#### [AIM OF THE TASK]
Copy every line that contains the string "this" from the entries below.

◆ ◆ ◆ ◆ ◆ ◆ ◆

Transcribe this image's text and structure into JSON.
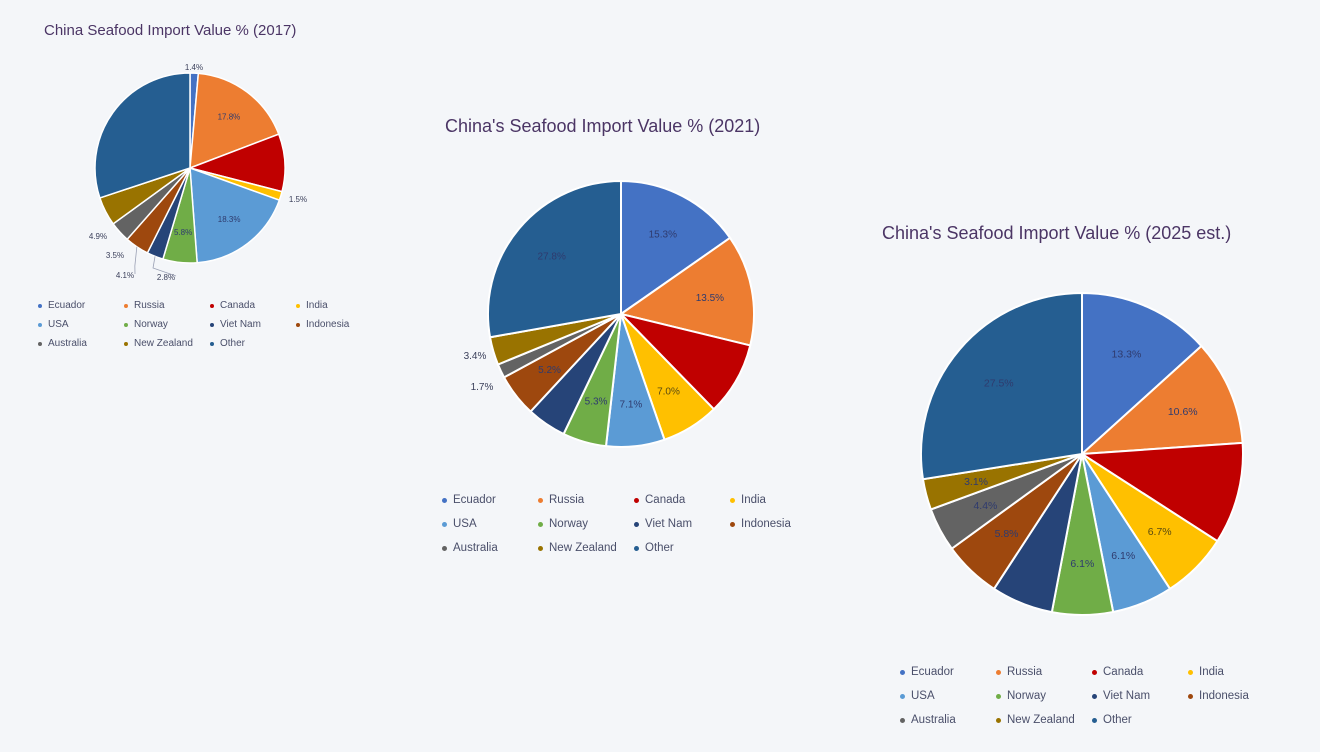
{
  "categories": [
    "Ecuador",
    "Russia",
    "Canada",
    "India",
    "USA",
    "Norway",
    "Viet Nam",
    "Indonesia",
    "Australia",
    "New Zealand",
    "Other"
  ],
  "colors": [
    "#4472c4",
    "#ed7d31",
    "#c00000",
    "#ffc000",
    "#5b9bd5",
    "#70ad47",
    "#264478",
    "#9e480e",
    "#636363",
    "#997300",
    "#255e91"
  ],
  "charts": [
    {
      "title": "China Seafood Import Value % (2017)",
      "slices": [
        {
          "category": "Ecuador",
          "value": 1.4,
          "label": "1.4%"
        },
        {
          "category": "Russia",
          "value": 17.8,
          "label": "17.8%"
        },
        {
          "category": "Canada",
          "value": 9.8,
          "label": ""
        },
        {
          "category": "India",
          "value": 1.5,
          "label": "1.5%"
        },
        {
          "category": "USA",
          "value": 18.3,
          "label": "18.3%"
        },
        {
          "category": "Norway",
          "value": 5.8,
          "label": "5.8%"
        },
        {
          "category": "Viet Nam",
          "value": 2.8,
          "label": "2.8%"
        },
        {
          "category": "Indonesia",
          "value": 4.1,
          "label": "4.1%"
        },
        {
          "category": "Australia",
          "value": 3.5,
          "label": "3.5%"
        },
        {
          "category": "New Zealand",
          "value": 4.9,
          "label": "4.9%"
        },
        {
          "category": "Other",
          "value": 30.1,
          "label": ""
        }
      ]
    },
    {
      "title": "China's Seafood Import Value % (2021)",
      "slices": [
        {
          "category": "Ecuador",
          "value": 15.3,
          "label": "15.3%"
        },
        {
          "category": "Russia",
          "value": 13.5,
          "label": "13.5%"
        },
        {
          "category": "Canada",
          "value": 8.9,
          "label": ""
        },
        {
          "category": "India",
          "value": 7.0,
          "label": "7.0%"
        },
        {
          "category": "USA",
          "value": 7.1,
          "label": "7.1%"
        },
        {
          "category": "Norway",
          "value": 5.3,
          "label": "5.3%"
        },
        {
          "category": "Viet Nam",
          "value": 4.8,
          "label": ""
        },
        {
          "category": "Indonesia",
          "value": 5.2,
          "label": "5.2%"
        },
        {
          "category": "Australia",
          "value": 1.7,
          "label": "1.7%"
        },
        {
          "category": "New Zealand",
          "value": 3.4,
          "label": "3.4%"
        },
        {
          "category": "Other",
          "value": 27.8,
          "label": "27.8%"
        }
      ]
    },
    {
      "title": "China's Seafood Import Value % (2025 est.)",
      "slices": [
        {
          "category": "Ecuador",
          "value": 13.3,
          "label": "13.3%"
        },
        {
          "category": "Russia",
          "value": 10.6,
          "label": "10.6%"
        },
        {
          "category": "Canada",
          "value": 10.2,
          "label": ""
        },
        {
          "category": "India",
          "value": 6.7,
          "label": "6.7%"
        },
        {
          "category": "USA",
          "value": 6.1,
          "label": "6.1%"
        },
        {
          "category": "Norway",
          "value": 6.1,
          "label": "6.1%"
        },
        {
          "category": "Viet Nam",
          "value": 6.2,
          "label": ""
        },
        {
          "category": "Indonesia",
          "value": 5.8,
          "label": "5.8%"
        },
        {
          "category": "Australia",
          "value": 4.4,
          "label": "4.4%"
        },
        {
          "category": "New Zealand",
          "value": 3.1,
          "label": "3.1%"
        },
        {
          "category": "Other",
          "value": 27.5,
          "label": "27.5%"
        }
      ]
    }
  ],
  "chart_data": [
    {
      "type": "pie",
      "title": "China Seafood Import Value % (2017)",
      "categories": [
        "Ecuador",
        "Russia",
        "Canada",
        "India",
        "USA",
        "Norway",
        "Viet Nam",
        "Indonesia",
        "Australia",
        "New Zealand",
        "Other"
      ],
      "values": [
        1.4,
        17.8,
        9.8,
        1.5,
        18.3,
        5.8,
        2.8,
        4.1,
        3.5,
        4.9,
        30.1
      ],
      "legend": "bottom"
    },
    {
      "type": "pie",
      "title": "China's Seafood Import Value % (2021)",
      "categories": [
        "Ecuador",
        "Russia",
        "Canada",
        "India",
        "USA",
        "Norway",
        "Viet Nam",
        "Indonesia",
        "Australia",
        "New Zealand",
        "Other"
      ],
      "values": [
        15.3,
        13.5,
        8.9,
        7.0,
        7.1,
        5.3,
        4.8,
        5.2,
        1.7,
        3.4,
        27.8
      ],
      "legend": "bottom"
    },
    {
      "type": "pie",
      "title": "China's Seafood Import Value % (2025 est.)",
      "categories": [
        "Ecuador",
        "Russia",
        "Canada",
        "India",
        "USA",
        "Norway",
        "Viet Nam",
        "Indonesia",
        "Australia",
        "New Zealand",
        "Other"
      ],
      "values": [
        13.3,
        10.6,
        10.2,
        6.7,
        6.1,
        6.1,
        6.2,
        5.8,
        4.4,
        3.1,
        27.5
      ],
      "legend": "bottom"
    }
  ]
}
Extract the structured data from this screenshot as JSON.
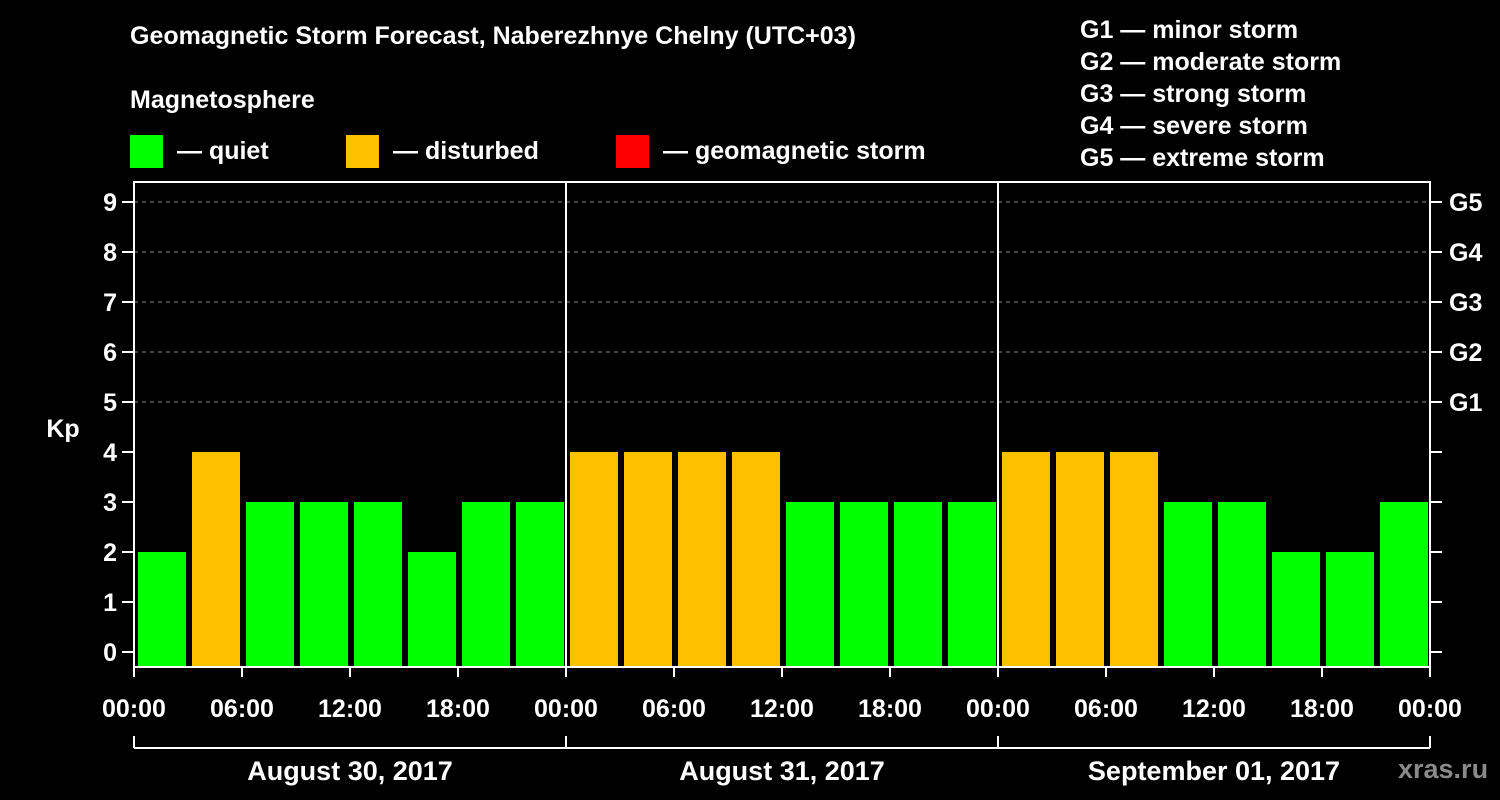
{
  "chart_data": {
    "type": "bar",
    "title": "Geomagnetic Storm Forecast, Naberezhnye Chelny (UTC+03)",
    "ylabel": "Kp",
    "ylim": [
      0,
      9
    ],
    "yticks": [
      "0",
      "1",
      "2",
      "3",
      "4",
      "5",
      "6",
      "7",
      "8",
      "9"
    ],
    "right_ticks": [
      {
        "kp": 5,
        "label": "G1"
      },
      {
        "kp": 6,
        "label": "G2"
      },
      {
        "kp": 7,
        "label": "G3"
      },
      {
        "kp": 8,
        "label": "G4"
      },
      {
        "kp": 9,
        "label": "G5"
      }
    ],
    "xtick_labels": [
      "00:00",
      "06:00",
      "12:00",
      "18:00",
      "00:00",
      "06:00",
      "12:00",
      "18:00",
      "00:00",
      "06:00",
      "12:00",
      "18:00",
      "00:00"
    ],
    "days": [
      "August 30, 2017",
      "August 31, 2017",
      "September 01, 2017"
    ],
    "values": [
      2,
      4,
      3,
      3,
      3,
      2,
      3,
      3,
      4,
      4,
      4,
      4,
      3,
      3,
      3,
      3,
      4,
      4,
      4,
      3,
      3,
      2,
      2,
      3
    ],
    "grid": "dashed horizontal at Kp 5-9",
    "colors": {
      "quiet": "#00ff00",
      "disturbed": "#ffc000",
      "storm": "#ff0000"
    }
  },
  "magnetosphere": {
    "title": "Magnetosphere",
    "legend": [
      {
        "label": "— quiet",
        "color": "#00ff00"
      },
      {
        "label": "— disturbed",
        "color": "#ffc000"
      },
      {
        "label": "— geomagnetic storm",
        "color": "#ff0000"
      }
    ]
  },
  "storm_scale": [
    "G1 — minor storm",
    "G2 — moderate storm",
    "G3 — strong storm",
    "G4 — severe storm",
    "G5 — extreme storm"
  ],
  "watermark": "xras.ru"
}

◆ ◆ ◆ ◆ ◆ ◆ ◆

#### [RESULT OF THE EXERCISE]
Transcribe this image's text and structure into JSON.
Extract the structured data from this screenshot as JSON.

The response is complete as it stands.